→ **The exercise**
Format the lines of the records from the one containing "point-coreia-1990 bbox=[180, 271, 191, 282]" through the one containing "x-tick-label: 15.000 bbox=[254, 439, 285, 450]", inclusive, as a numbered list with blank lines omitted.
>> BEGIN
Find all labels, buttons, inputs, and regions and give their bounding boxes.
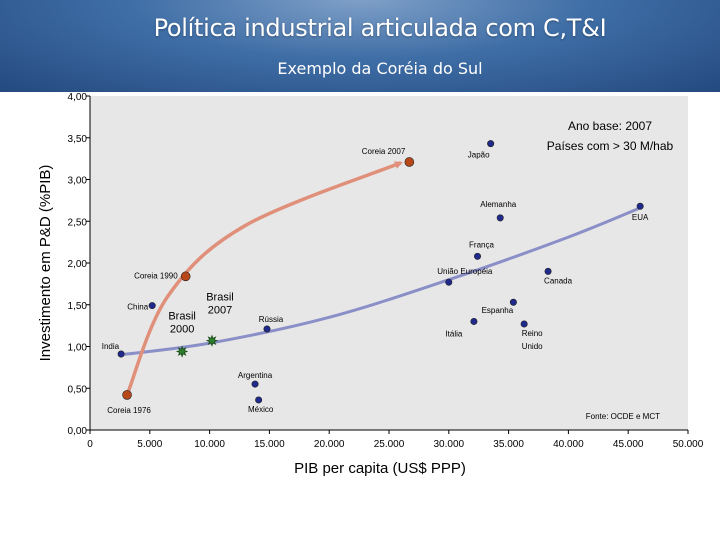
point-coreia-1990 bbox=[180, 271, 191, 282]
point-label-coreia-1990: Coreia 1990 bbox=[134, 271, 178, 280]
point-label-italia: Itália bbox=[445, 329, 462, 338]
x-tick-label: 50.000 bbox=[673, 439, 704, 450]
point-label-alemanha: Alemanha bbox=[480, 200, 517, 209]
x-tick-label: 15.000 bbox=[254, 439, 285, 450]
point-uniao-europeia bbox=[445, 278, 453, 286]
y-tick-label: 1,50 bbox=[68, 301, 88, 312]
y-tick-label: 0,50 bbox=[68, 384, 88, 395]
x-tick-label: 35.000 bbox=[493, 439, 524, 450]
slide-subtitle: Exemplo da Coréia do Sul bbox=[277, 59, 483, 78]
point-label-franca: França bbox=[469, 240, 494, 249]
point-alemanha bbox=[496, 214, 504, 222]
point-brasil-2000 bbox=[175, 345, 189, 358]
point-argentina bbox=[251, 380, 259, 388]
point-eua bbox=[636, 202, 644, 210]
y-tick-label: 2,50 bbox=[68, 217, 88, 228]
trend-curve bbox=[119, 206, 641, 357]
x-tick-label: 20.000 bbox=[314, 439, 345, 450]
plot-area bbox=[90, 96, 688, 430]
x-tick-label: 10.000 bbox=[194, 439, 225, 450]
korea-trajectory-arrow bbox=[125, 161, 403, 396]
annotation-base-year: Ano base: 2007 bbox=[568, 119, 652, 133]
point-label-argentina: Argentina bbox=[238, 371, 273, 380]
x-tick-label: 45.000 bbox=[613, 439, 644, 450]
point-label-eua: EUA bbox=[632, 213, 649, 222]
x-tick-label: 40.000 bbox=[553, 439, 584, 450]
point-label-uniao-europeia: União Européia bbox=[437, 267, 493, 276]
y-tick-label: 0,00 bbox=[68, 426, 88, 437]
y-tick-label: 1,00 bbox=[68, 343, 88, 354]
point-label-brasil-2007: Brasil 2007 bbox=[206, 292, 234, 317]
point-label-russia: Rússia bbox=[259, 315, 284, 324]
point-china bbox=[148, 302, 156, 310]
y-tick-label: 4,00 bbox=[68, 92, 88, 103]
point-russia bbox=[263, 325, 271, 333]
point-label-espanha: Espanha bbox=[482, 306, 514, 315]
point-coreia-1976 bbox=[122, 390, 132, 400]
point-label-coreia-2007: Coreia 2007 bbox=[362, 147, 406, 156]
source-note: Fonte: OCDE e MCT bbox=[586, 412, 660, 421]
slide-header: Política industrial articulada com C,T&I… bbox=[0, 0, 720, 92]
point-india bbox=[117, 350, 125, 358]
y-tick-label: 2,00 bbox=[68, 259, 88, 270]
point-label-coreia-1976: Coreia 1976 bbox=[107, 406, 151, 415]
point-label-china: China bbox=[127, 303, 148, 312]
point-label-brasil-2000: Brasil 2000 bbox=[168, 311, 196, 336]
x-tick-label: 25.000 bbox=[374, 439, 405, 450]
point-espanha bbox=[509, 298, 517, 306]
x-tick-label: 30.000 bbox=[434, 439, 465, 450]
x-tick-label: 5.000 bbox=[137, 439, 162, 450]
point-canada bbox=[544, 267, 552, 275]
point-mexico bbox=[255, 396, 263, 404]
slide-title: Política industrial articulada com C,T&I bbox=[153, 14, 607, 42]
point-label-canada: Canada bbox=[544, 276, 573, 285]
point-brasil-2007 bbox=[205, 334, 219, 347]
x-tick-label: 0 bbox=[87, 439, 93, 450]
x-axis-label: PIB per capita (US$ PPP) bbox=[294, 460, 466, 477]
y-tick-label: 3,00 bbox=[68, 176, 88, 187]
point-label-japao: Japão bbox=[468, 151, 490, 160]
point-label-reino-unido: Reino Unido bbox=[522, 329, 543, 351]
point-franca bbox=[474, 252, 482, 260]
point-italia bbox=[470, 317, 478, 325]
point-reino-unido bbox=[520, 320, 528, 328]
point-japao bbox=[487, 140, 495, 148]
point-coreia-2007 bbox=[404, 157, 415, 167]
y-tick-label: 3,50 bbox=[68, 134, 88, 145]
y-axis-label: Investimento em P&D (%PIB) bbox=[37, 165, 54, 362]
point-label-mexico: México bbox=[248, 405, 274, 414]
point-label-india: India bbox=[102, 342, 120, 351]
annotation-country-filter: Países com > 30 M/hab bbox=[547, 139, 674, 153]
>> END
→ **Solution to this problem**
1. point-coreia-1990 bbox=[180, 271, 191, 282]
2. point-label-coreia-1990: Coreia 1990 bbox=[134, 271, 178, 280]
3. point-label-italia: Itália bbox=[445, 329, 462, 338]
4. x-tick-label: 50.000 bbox=[673, 439, 704, 450]
5. point-label-alemanha: Alemanha bbox=[480, 200, 517, 209]
6. x-tick-label: 15.000 bbox=[254, 439, 285, 450]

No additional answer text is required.